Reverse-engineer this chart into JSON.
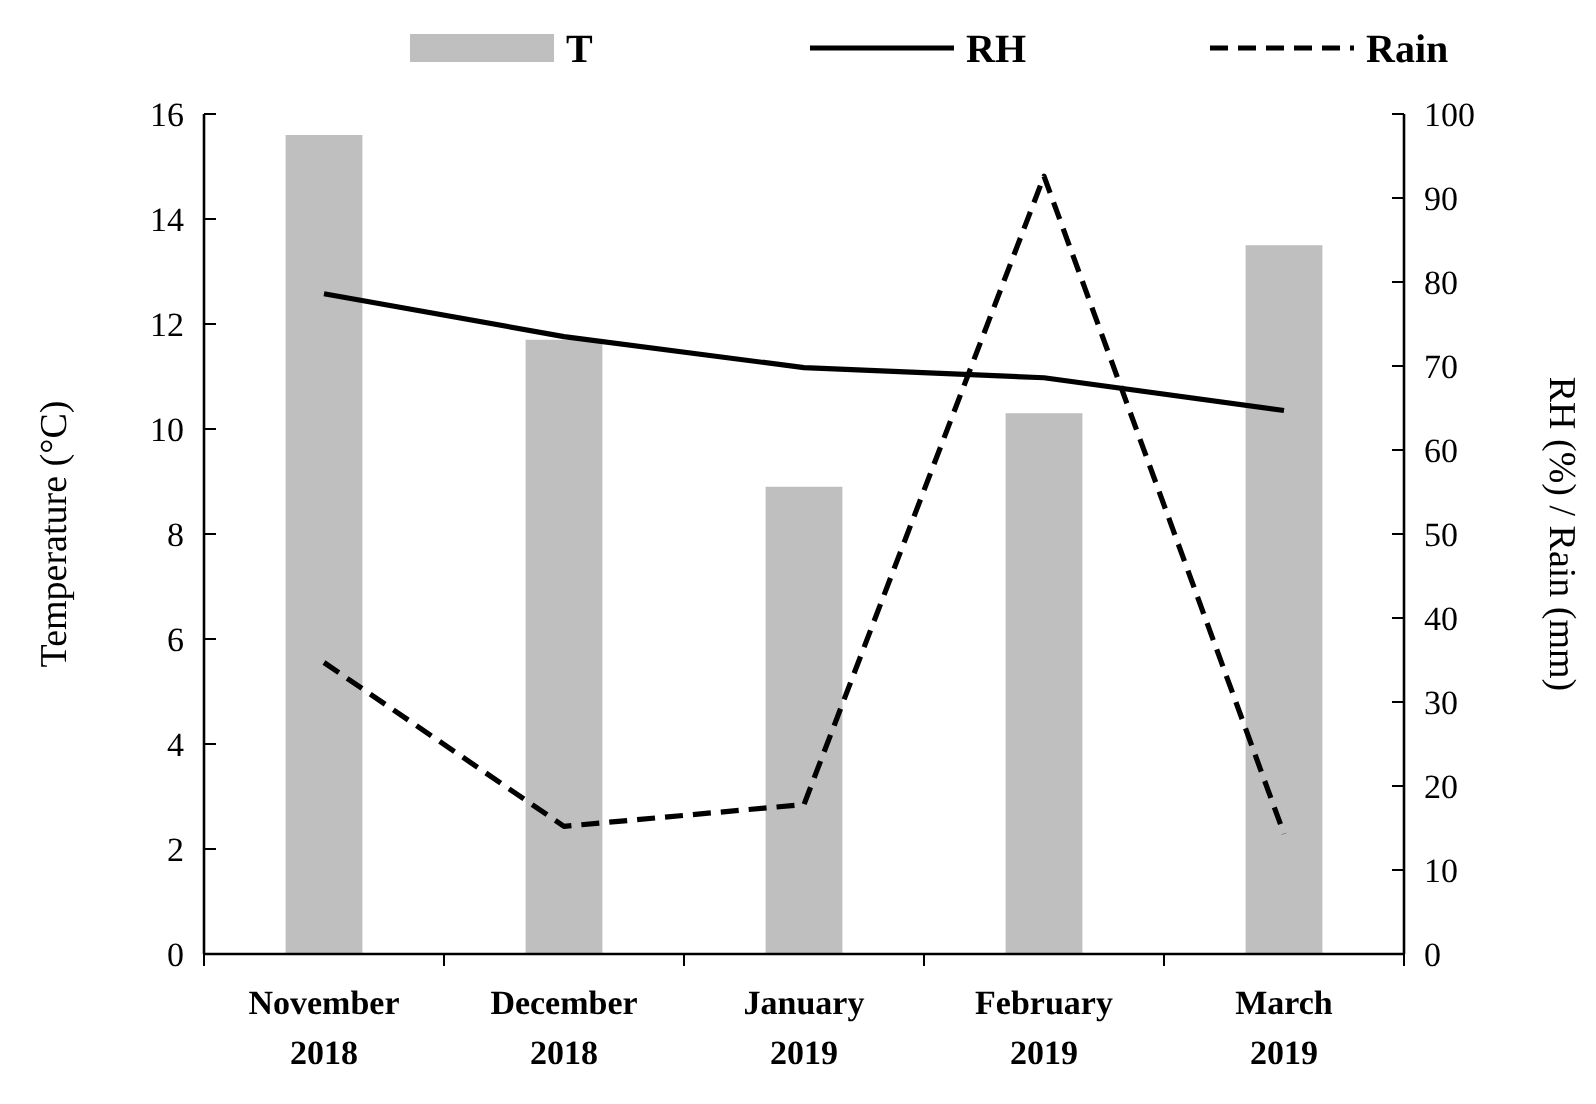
{
  "chart_data": {
    "type": "bar",
    "categories": [
      "November 2018",
      "December 2018",
      "January 2019",
      "February 2019",
      "March 2019"
    ],
    "ylabel": "Temperature (°C)",
    "y2label": "RH (%) / Rain (mm)",
    "ylim": [
      0,
      16
    ],
    "yticks": [
      0,
      2,
      4,
      6,
      8,
      10,
      12,
      14,
      16
    ],
    "y2lim": [
      0,
      100
    ],
    "y2ticks": [
      0,
      10,
      20,
      30,
      40,
      50,
      60,
      70,
      80,
      90,
      100
    ],
    "legend": "top",
    "grid": false,
    "series": [
      {
        "name": "T",
        "color": "#bfbfbf",
        "values": [
          15.6,
          11.7,
          8.9,
          10.3,
          13.5
        ]
      },
      {
        "name": "RH",
        "type": "line",
        "axis": "y2",
        "color": "#000000",
        "line_style": "solid",
        "values": [
          78.6,
          73.5,
          69.8,
          68.6,
          64.7
        ]
      },
      {
        "name": "Rain",
        "type": "line",
        "axis": "y2",
        "color": "#000000",
        "line_style": "dashed",
        "values": [
          34.7,
          15.2,
          17.8,
          92.6,
          14.3
        ]
      }
    ]
  }
}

◆ ◆ ◆ ◆ ◆ ◆ ◆

### [Problem description]
Any pictures should be dropped; transcribe the rest of the records above exactly.

### [Task answer]
Reverse-engineer this chart into JSON.
{
  "chart_data": {
    "type": "bar",
    "categories": [
      "November 2018",
      "December 2018",
      "January 2019",
      "February 2019",
      "March 2019"
    ],
    "ylabel": "Temperature (°C)",
    "y2label": "RH (%) / Rain (mm)",
    "ylim": [
      0,
      16
    ],
    "yticks": [
      0,
      2,
      4,
      6,
      8,
      10,
      12,
      14,
      16
    ],
    "y2lim": [
      0,
      100
    ],
    "y2ticks": [
      0,
      10,
      20,
      30,
      40,
      50,
      60,
      70,
      80,
      90,
      100
    ],
    "legend": "top",
    "grid": false,
    "series": [
      {
        "name": "T",
        "color": "#bfbfbf",
        "values": [
          15.6,
          11.7,
          8.9,
          10.3,
          13.5
        ]
      },
      {
        "name": "RH",
        "type": "line",
        "axis": "y2",
        "color": "#000000",
        "line_style": "solid",
        "values": [
          78.6,
          73.5,
          69.8,
          68.6,
          64.7
        ]
      },
      {
        "name": "Rain",
        "type": "line",
        "axis": "y2",
        "color": "#000000",
        "line_style": "dashed",
        "values": [
          34.7,
          15.2,
          17.8,
          92.6,
          14.3
        ]
      }
    ]
  }
}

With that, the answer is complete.